▶ Exercise
Extract and list every line that contains the word "color".

— Start of Provided records —

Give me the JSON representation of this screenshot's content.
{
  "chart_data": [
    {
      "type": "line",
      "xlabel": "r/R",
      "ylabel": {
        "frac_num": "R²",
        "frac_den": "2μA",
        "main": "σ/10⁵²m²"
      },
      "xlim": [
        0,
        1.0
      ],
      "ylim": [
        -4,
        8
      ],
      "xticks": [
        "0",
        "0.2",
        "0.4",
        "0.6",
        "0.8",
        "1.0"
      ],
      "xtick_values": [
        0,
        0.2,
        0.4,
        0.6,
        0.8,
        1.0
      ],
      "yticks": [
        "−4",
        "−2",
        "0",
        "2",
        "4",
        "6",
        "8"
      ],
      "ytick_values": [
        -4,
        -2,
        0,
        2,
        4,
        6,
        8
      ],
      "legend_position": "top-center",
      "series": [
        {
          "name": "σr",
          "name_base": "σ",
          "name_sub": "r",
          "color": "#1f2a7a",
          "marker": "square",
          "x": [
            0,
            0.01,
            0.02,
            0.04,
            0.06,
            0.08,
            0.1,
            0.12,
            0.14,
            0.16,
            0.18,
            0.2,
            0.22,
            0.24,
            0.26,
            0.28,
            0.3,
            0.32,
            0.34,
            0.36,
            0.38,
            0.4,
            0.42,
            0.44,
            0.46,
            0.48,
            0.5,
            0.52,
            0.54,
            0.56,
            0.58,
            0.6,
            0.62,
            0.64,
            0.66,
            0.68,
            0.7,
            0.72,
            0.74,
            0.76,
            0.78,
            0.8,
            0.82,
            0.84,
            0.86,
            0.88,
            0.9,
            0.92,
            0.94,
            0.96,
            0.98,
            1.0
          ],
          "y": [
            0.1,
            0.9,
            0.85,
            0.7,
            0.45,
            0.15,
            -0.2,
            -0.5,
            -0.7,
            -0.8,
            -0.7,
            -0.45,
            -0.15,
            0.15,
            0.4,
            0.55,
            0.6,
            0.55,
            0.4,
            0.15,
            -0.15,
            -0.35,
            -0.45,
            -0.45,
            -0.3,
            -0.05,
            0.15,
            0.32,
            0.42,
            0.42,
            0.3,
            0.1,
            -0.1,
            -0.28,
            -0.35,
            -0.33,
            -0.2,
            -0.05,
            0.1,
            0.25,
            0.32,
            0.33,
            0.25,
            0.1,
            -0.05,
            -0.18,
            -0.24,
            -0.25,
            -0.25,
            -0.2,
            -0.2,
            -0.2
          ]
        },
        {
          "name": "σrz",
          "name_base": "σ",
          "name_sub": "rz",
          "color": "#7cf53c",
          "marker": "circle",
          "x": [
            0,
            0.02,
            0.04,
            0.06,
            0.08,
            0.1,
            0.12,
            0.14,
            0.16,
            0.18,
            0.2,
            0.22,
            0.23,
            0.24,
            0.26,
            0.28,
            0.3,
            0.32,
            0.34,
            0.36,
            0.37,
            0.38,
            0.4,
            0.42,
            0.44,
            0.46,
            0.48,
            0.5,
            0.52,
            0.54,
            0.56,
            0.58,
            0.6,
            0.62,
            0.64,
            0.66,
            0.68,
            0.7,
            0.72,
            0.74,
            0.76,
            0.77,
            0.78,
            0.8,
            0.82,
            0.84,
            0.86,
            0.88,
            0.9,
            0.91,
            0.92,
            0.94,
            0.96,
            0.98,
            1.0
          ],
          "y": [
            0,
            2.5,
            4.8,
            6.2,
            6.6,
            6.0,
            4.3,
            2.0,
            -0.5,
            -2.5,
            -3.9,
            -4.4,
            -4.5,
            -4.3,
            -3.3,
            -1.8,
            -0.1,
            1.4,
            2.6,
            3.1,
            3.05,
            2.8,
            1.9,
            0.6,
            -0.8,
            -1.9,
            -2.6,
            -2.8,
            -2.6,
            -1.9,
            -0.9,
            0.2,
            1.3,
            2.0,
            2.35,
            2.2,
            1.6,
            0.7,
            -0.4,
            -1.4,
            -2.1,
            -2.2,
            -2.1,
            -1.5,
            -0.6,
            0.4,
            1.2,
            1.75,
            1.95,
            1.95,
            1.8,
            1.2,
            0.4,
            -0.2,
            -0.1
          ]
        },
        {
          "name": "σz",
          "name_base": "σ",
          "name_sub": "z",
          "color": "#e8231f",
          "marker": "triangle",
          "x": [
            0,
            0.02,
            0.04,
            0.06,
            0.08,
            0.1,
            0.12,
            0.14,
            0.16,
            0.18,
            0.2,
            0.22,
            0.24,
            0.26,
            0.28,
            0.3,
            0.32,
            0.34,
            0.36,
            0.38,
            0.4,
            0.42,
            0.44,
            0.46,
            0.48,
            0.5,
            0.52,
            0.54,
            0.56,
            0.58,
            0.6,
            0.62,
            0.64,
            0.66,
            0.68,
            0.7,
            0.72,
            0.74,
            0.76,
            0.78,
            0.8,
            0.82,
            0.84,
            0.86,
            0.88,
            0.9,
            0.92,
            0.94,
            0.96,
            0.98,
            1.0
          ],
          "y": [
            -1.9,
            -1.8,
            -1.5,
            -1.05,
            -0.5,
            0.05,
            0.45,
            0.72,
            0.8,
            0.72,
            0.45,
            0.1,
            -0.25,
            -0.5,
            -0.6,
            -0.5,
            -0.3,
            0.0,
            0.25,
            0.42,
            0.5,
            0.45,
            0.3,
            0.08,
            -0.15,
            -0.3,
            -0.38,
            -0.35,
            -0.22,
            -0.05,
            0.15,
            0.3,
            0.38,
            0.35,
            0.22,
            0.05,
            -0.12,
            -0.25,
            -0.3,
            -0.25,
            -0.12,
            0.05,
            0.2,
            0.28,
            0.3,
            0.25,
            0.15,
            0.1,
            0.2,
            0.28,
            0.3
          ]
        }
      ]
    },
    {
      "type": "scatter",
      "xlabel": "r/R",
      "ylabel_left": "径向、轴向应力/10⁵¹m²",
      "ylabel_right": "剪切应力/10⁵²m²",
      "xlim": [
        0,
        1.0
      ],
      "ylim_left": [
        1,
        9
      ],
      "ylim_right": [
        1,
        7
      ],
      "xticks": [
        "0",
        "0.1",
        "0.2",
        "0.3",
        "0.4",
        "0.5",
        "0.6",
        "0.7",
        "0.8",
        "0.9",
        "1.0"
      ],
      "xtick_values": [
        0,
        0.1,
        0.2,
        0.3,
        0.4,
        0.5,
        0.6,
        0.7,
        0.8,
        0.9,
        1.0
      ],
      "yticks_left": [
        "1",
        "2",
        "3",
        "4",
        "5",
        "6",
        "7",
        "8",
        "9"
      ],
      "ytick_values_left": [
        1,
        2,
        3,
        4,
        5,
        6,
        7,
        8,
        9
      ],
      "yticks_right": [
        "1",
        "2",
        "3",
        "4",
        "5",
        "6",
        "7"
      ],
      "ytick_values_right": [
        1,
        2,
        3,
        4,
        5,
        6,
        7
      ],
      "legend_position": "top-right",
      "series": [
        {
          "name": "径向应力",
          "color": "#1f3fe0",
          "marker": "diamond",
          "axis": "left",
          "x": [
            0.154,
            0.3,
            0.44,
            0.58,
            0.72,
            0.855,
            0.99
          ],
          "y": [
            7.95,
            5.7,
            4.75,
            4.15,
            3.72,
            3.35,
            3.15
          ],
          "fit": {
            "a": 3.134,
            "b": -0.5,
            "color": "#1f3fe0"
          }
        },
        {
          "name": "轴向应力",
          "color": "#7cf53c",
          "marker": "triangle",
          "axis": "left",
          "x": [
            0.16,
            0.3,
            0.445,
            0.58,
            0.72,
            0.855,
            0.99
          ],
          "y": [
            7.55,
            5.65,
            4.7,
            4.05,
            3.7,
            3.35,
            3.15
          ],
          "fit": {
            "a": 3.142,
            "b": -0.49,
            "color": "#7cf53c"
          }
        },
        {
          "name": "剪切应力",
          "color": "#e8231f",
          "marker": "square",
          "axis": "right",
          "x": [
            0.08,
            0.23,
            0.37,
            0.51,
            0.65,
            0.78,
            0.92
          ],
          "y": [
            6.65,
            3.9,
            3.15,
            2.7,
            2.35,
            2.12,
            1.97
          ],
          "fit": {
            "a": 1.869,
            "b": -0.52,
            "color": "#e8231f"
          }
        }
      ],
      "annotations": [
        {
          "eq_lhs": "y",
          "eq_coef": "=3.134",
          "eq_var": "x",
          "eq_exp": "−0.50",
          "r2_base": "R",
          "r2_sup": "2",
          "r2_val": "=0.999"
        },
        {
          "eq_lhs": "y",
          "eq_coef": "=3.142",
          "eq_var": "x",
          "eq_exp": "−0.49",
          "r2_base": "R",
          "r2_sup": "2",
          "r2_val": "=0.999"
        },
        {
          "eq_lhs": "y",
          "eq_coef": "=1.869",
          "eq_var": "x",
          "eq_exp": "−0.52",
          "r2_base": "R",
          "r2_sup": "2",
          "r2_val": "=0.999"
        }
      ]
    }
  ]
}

— End of Provided records —

▶ Finished answer
          "color": "#1f2a7a",
          "color": "#7cf53c",
          "color": "#e8231f",
          "color": "#1f3fe0",
            "color": "#1f3fe0"
          "color": "#7cf53c",
            "color": "#7cf53c"
          "color": "#e8231f",
            "color": "#e8231f"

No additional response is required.